— start of RECORDS TO PROCESS —

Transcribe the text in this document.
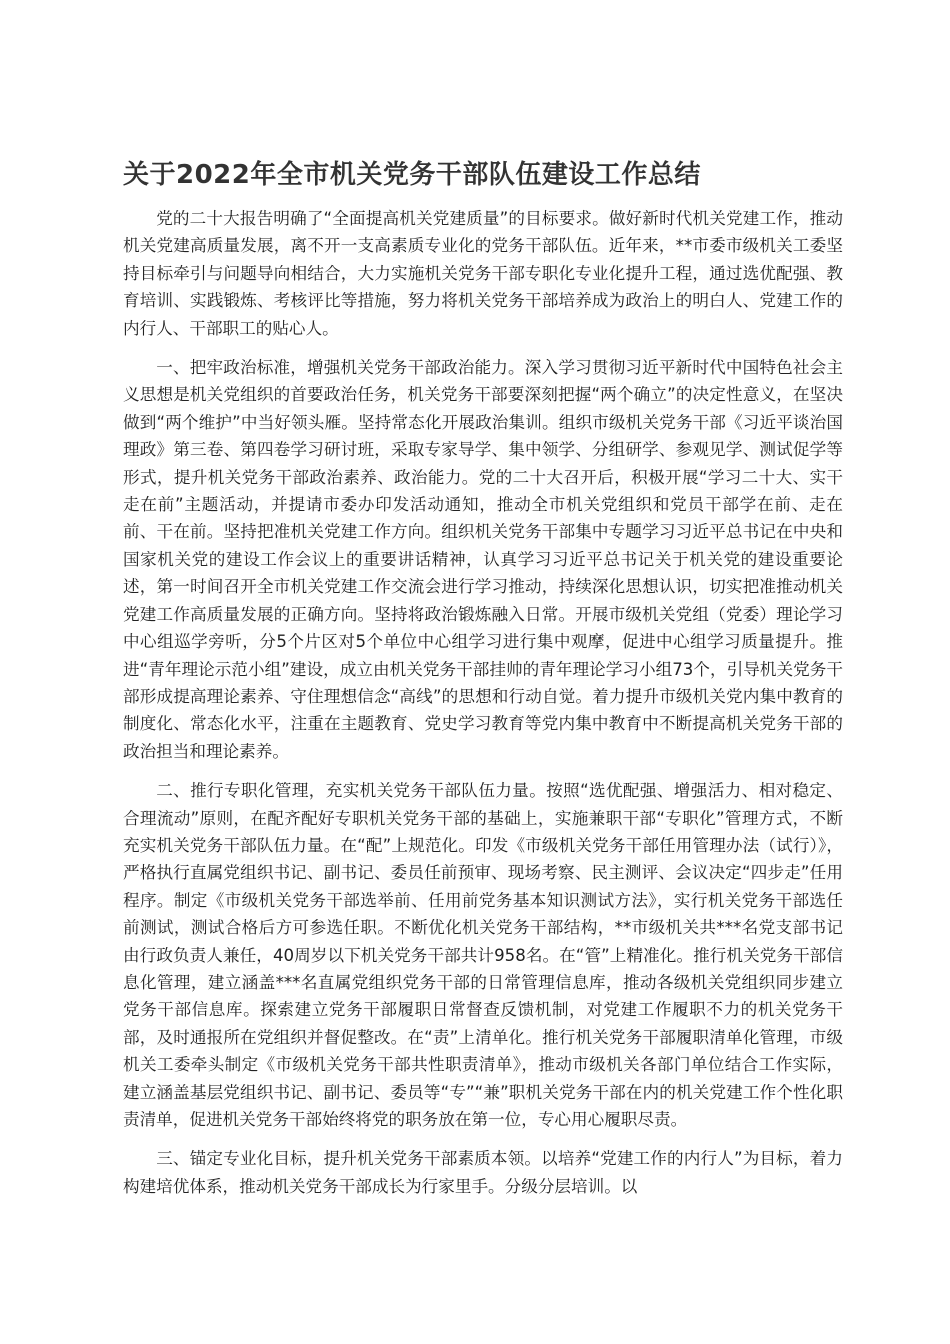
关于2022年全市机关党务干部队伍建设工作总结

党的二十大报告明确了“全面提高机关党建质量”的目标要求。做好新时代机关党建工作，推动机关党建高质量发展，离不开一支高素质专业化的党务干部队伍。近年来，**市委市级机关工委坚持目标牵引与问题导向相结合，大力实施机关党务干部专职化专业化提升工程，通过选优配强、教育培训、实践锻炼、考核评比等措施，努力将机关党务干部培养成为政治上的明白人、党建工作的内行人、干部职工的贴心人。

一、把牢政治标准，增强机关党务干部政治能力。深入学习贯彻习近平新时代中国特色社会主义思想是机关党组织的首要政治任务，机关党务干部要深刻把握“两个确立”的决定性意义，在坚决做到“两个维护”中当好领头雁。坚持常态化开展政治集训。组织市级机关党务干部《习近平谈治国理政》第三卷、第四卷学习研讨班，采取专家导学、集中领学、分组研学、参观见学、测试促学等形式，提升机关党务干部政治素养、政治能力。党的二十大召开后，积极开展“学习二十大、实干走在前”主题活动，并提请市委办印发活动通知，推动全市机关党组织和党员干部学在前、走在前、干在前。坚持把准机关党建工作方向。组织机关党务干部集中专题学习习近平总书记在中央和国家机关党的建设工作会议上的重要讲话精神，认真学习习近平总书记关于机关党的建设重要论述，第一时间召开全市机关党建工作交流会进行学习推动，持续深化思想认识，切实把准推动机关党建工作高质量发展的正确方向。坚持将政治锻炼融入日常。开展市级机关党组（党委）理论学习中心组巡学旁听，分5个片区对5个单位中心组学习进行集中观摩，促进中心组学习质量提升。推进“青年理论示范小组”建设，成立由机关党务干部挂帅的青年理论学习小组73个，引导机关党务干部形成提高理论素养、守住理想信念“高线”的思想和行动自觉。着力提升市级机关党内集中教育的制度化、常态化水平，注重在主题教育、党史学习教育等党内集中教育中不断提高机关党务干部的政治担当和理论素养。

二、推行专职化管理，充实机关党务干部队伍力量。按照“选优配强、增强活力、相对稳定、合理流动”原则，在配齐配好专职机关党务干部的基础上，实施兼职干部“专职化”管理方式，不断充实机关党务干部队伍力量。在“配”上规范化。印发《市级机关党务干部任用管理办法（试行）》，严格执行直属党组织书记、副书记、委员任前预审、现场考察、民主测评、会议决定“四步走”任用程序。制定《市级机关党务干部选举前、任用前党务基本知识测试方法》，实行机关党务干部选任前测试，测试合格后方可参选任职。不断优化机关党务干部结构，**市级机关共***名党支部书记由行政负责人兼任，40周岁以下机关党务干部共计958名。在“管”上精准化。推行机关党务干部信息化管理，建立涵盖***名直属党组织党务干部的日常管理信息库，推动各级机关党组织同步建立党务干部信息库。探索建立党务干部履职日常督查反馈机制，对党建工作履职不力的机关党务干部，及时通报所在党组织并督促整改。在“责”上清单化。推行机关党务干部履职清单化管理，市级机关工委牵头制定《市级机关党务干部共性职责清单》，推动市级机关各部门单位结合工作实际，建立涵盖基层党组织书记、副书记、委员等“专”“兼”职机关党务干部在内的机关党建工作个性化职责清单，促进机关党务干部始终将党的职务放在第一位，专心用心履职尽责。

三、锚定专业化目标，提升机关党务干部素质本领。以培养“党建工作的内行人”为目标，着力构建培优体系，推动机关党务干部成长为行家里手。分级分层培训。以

— end of RECORDS TO PROCESS —
— start of RECORDS TO PROCESS —

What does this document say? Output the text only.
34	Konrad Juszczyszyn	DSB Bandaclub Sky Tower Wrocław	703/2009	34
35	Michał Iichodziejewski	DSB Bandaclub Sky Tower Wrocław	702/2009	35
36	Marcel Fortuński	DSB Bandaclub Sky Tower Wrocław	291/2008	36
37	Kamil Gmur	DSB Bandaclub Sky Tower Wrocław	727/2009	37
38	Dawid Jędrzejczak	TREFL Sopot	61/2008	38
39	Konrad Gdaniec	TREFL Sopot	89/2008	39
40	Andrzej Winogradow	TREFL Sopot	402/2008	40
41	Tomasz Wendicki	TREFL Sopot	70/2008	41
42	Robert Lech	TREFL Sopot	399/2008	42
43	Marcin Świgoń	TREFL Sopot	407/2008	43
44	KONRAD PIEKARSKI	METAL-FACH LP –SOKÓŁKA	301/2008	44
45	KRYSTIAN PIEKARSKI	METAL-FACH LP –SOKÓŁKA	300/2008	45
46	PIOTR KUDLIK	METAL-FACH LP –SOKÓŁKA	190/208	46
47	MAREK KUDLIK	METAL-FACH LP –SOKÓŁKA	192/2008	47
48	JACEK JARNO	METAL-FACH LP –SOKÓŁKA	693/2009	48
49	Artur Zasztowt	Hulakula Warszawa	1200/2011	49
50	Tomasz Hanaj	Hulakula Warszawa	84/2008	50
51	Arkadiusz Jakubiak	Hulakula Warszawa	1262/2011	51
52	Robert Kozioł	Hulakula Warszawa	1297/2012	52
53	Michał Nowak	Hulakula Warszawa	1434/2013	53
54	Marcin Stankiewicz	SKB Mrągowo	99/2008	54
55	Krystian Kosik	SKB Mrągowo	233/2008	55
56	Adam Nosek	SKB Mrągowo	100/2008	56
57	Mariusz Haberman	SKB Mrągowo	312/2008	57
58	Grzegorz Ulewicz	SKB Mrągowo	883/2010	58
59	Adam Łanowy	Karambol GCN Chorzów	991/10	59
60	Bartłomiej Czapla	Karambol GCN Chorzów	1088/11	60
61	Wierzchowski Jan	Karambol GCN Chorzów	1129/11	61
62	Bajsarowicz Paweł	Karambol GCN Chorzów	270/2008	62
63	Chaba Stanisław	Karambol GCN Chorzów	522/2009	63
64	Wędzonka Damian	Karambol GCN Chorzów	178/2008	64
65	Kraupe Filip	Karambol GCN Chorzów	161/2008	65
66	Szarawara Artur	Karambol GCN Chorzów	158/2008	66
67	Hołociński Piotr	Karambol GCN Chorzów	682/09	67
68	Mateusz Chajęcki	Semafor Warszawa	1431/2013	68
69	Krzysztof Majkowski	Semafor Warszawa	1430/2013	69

— end of RECORDS TO PROCESS —

§ THE EXERCISE
Each line in the listing above that contains "Semafor" should be copied.

§ COMPLETE RESPONSE
68	Mateusz Chajęcki	Semafor Warszawa	1431/2013	68
69	Krzysztof Majkowski	Semafor Warszawa	1430/2013	69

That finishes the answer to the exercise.